[BEGIN]

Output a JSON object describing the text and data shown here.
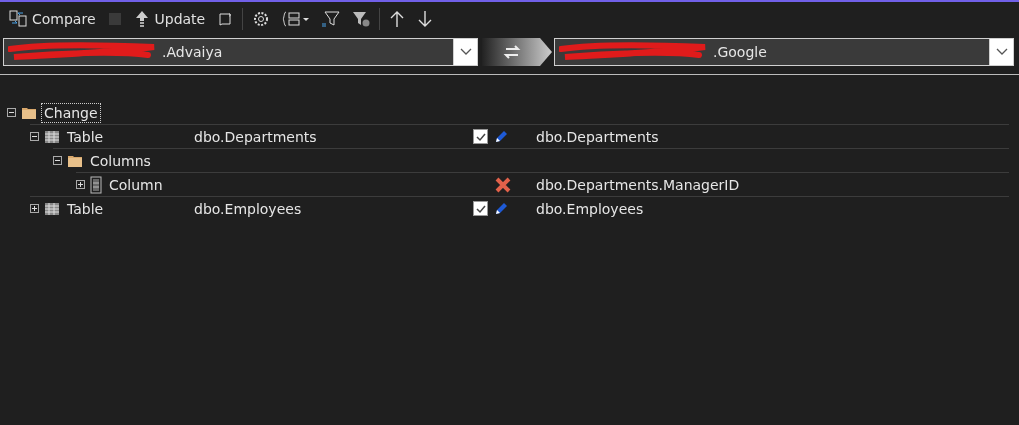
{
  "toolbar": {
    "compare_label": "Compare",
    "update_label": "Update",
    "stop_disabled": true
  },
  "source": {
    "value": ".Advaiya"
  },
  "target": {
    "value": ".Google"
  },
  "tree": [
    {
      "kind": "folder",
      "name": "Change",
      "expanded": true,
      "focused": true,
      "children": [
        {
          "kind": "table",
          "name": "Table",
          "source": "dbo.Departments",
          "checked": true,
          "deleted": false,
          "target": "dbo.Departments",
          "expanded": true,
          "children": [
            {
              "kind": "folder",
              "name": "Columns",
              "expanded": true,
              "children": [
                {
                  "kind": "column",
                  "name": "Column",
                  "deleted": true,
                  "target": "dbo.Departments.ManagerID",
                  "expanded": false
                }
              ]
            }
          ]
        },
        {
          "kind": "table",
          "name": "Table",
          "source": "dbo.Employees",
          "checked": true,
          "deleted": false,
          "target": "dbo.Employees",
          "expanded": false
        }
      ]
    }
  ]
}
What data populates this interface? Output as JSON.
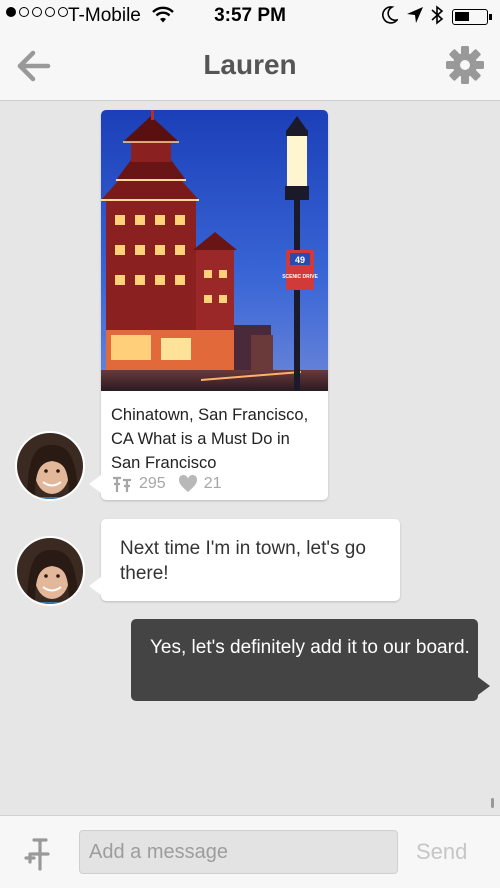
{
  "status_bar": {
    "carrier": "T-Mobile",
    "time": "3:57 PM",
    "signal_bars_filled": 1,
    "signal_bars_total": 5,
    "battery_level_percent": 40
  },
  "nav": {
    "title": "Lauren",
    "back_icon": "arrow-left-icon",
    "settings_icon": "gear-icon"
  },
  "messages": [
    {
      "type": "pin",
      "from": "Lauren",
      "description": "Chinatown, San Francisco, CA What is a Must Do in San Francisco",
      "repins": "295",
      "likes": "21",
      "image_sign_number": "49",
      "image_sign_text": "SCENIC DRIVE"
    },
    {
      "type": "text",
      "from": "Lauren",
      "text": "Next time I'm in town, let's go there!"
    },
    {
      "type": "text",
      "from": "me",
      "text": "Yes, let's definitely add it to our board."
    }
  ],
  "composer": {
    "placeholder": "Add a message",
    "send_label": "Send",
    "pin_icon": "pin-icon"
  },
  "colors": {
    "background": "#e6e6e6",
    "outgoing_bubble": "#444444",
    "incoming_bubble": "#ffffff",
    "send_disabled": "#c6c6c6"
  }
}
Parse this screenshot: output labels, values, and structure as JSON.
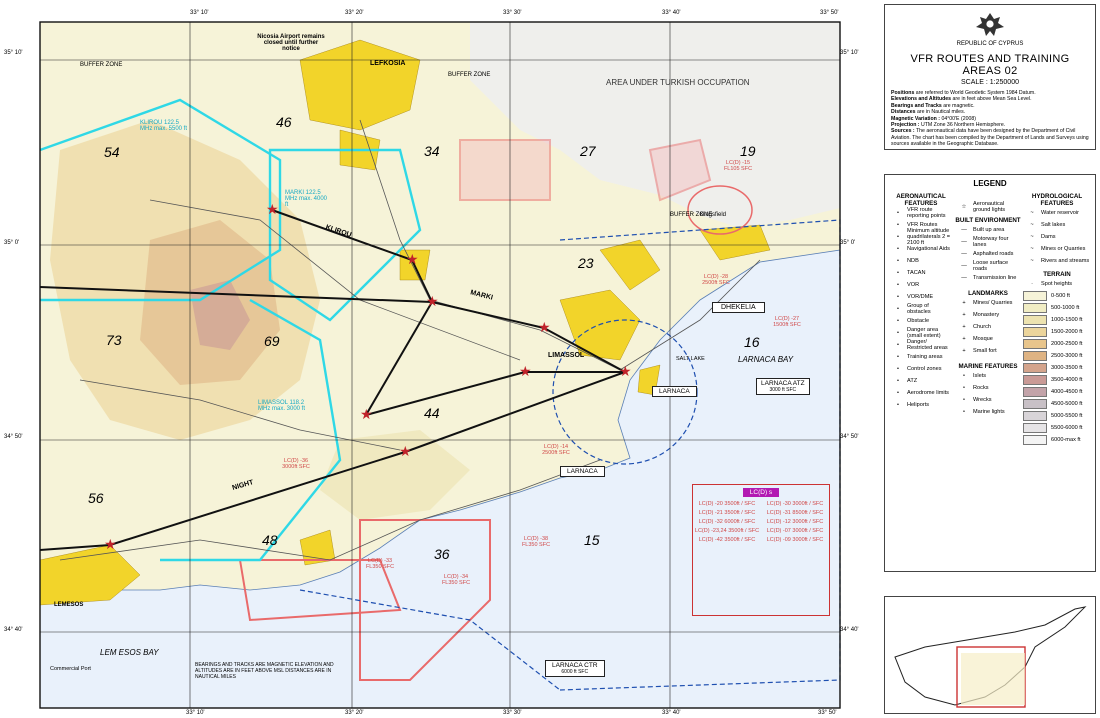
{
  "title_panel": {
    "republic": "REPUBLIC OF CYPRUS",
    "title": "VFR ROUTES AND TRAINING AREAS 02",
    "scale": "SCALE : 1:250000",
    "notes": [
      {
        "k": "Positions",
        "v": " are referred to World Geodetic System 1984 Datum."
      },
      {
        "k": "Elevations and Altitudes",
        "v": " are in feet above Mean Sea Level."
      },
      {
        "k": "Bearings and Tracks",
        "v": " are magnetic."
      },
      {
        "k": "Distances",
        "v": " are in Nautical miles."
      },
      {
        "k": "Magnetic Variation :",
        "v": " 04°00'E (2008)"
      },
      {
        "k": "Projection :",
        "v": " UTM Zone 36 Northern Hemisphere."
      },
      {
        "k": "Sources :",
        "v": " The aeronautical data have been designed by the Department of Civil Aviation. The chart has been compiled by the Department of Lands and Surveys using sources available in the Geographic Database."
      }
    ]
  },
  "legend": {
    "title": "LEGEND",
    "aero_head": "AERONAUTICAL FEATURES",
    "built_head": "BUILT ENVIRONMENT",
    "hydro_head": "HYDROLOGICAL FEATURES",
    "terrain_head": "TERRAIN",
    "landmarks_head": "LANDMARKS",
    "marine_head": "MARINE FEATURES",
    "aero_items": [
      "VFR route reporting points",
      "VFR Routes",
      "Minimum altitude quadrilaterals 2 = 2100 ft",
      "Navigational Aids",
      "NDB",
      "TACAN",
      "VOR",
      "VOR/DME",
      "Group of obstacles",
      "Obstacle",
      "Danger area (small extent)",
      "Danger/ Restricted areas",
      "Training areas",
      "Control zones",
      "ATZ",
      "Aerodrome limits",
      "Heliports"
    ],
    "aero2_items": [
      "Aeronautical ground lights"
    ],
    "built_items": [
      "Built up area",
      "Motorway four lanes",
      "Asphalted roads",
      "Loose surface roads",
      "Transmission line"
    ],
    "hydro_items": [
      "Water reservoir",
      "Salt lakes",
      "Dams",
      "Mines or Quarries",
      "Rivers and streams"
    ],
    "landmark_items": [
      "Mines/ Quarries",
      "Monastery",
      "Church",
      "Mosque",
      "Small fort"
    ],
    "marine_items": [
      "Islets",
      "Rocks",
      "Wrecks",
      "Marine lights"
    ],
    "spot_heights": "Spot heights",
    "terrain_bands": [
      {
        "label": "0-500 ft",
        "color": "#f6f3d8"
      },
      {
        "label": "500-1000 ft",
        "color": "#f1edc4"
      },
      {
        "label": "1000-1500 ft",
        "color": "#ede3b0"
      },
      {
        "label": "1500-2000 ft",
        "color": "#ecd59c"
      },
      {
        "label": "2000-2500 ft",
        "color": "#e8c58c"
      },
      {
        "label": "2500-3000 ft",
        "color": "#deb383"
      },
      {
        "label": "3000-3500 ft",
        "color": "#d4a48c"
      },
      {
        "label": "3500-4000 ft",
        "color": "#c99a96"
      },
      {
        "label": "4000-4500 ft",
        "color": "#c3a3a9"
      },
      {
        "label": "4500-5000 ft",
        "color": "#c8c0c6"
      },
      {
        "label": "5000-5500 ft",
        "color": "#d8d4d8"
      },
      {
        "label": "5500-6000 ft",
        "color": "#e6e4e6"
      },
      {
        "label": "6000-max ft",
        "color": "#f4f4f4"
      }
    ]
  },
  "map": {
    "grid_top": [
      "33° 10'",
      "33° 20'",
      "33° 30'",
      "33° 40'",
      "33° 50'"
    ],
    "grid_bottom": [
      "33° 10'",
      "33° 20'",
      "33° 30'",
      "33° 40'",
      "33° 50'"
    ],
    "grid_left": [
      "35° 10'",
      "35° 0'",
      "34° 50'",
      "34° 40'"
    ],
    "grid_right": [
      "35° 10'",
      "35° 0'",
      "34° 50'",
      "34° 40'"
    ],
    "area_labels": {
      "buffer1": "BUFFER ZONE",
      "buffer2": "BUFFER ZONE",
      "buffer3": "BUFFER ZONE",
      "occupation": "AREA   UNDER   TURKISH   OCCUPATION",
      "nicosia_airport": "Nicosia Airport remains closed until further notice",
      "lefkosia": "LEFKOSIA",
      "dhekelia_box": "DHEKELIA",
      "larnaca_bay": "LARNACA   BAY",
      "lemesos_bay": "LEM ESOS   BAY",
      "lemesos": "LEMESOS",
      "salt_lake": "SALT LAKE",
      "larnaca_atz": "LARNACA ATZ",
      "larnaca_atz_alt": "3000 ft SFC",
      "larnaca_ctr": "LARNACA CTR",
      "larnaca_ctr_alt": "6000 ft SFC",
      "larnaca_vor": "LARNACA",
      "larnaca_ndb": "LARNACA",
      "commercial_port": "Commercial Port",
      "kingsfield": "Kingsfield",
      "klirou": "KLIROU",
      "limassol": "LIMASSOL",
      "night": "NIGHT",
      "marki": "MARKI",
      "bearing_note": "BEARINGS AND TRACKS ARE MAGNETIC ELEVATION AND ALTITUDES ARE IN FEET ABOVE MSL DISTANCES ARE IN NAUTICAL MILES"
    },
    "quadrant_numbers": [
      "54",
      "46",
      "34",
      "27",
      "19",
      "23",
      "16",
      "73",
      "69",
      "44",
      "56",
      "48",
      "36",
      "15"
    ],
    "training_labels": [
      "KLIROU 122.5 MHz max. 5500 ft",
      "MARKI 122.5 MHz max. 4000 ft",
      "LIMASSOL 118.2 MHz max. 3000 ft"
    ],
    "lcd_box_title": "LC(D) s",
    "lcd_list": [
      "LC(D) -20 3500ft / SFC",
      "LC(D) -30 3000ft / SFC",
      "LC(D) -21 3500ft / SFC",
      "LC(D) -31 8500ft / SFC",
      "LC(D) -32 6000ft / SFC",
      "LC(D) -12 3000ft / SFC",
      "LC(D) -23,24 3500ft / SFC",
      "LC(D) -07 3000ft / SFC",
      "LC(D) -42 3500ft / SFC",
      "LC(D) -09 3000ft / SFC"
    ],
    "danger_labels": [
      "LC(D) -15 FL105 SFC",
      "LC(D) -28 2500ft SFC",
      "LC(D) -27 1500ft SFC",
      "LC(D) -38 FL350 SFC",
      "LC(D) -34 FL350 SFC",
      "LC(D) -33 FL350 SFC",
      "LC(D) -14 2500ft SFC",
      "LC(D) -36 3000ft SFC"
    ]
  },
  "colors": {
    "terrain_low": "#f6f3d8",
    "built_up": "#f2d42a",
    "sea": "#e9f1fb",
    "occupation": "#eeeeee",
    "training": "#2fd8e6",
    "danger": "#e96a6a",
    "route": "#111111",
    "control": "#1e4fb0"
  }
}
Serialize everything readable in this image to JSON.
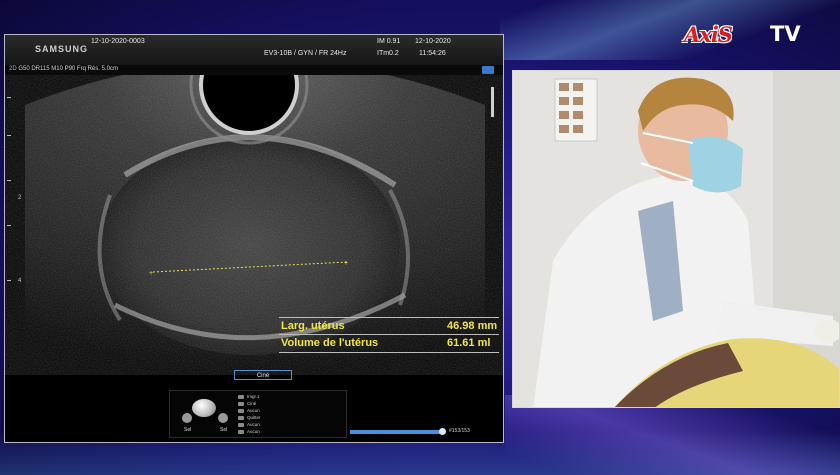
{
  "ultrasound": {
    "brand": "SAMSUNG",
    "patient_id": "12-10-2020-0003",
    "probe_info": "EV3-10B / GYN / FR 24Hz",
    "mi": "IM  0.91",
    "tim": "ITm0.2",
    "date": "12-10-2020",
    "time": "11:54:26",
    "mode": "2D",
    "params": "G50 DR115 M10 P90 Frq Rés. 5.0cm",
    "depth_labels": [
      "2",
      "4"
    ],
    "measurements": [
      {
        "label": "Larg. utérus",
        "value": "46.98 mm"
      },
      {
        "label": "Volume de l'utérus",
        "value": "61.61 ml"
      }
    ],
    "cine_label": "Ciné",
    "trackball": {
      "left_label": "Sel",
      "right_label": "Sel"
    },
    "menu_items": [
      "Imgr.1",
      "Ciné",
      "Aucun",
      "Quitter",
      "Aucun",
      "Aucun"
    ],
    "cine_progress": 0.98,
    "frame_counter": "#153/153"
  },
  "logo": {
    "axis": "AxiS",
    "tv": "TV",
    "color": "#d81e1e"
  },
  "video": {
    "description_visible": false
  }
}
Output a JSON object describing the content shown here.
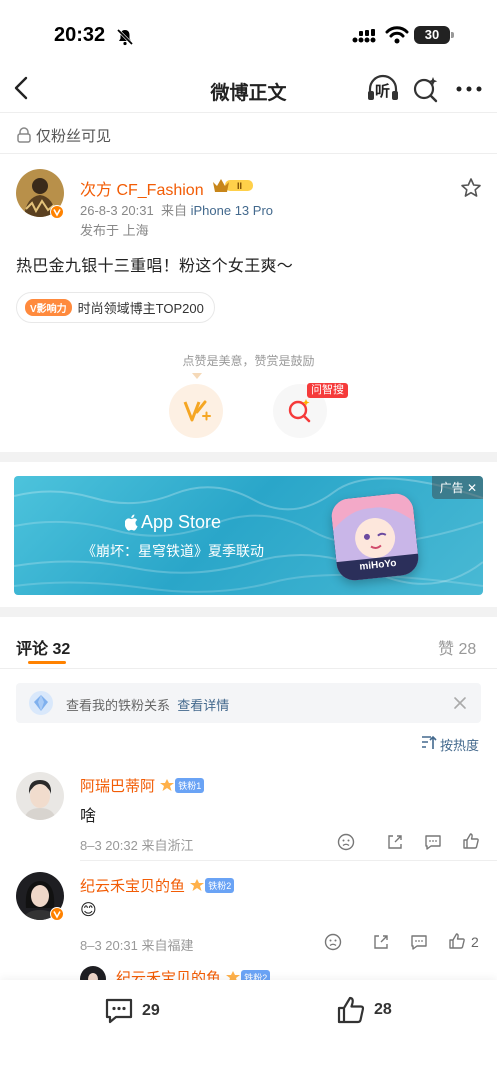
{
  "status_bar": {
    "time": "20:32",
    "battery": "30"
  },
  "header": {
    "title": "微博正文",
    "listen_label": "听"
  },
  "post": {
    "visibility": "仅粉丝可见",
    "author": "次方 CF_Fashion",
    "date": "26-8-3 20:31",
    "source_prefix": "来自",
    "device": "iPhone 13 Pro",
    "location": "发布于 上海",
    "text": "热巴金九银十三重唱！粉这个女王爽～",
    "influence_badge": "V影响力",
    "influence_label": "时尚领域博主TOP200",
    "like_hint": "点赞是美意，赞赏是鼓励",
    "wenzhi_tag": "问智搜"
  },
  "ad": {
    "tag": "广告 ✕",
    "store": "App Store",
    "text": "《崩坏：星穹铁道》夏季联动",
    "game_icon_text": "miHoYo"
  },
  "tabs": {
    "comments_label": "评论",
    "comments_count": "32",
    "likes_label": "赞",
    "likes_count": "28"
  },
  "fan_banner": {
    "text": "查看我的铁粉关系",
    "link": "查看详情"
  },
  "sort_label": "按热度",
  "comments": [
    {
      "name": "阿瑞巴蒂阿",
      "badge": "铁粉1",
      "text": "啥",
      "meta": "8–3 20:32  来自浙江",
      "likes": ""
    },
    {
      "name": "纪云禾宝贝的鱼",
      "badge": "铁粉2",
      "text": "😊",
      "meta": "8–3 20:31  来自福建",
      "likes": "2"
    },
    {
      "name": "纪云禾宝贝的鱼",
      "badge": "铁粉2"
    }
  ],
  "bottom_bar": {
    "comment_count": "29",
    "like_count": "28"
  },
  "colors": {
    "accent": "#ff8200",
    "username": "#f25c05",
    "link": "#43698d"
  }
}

[END]

Each line of the material above either contains the word "lights" or does not; state how many do, and nothing else.

2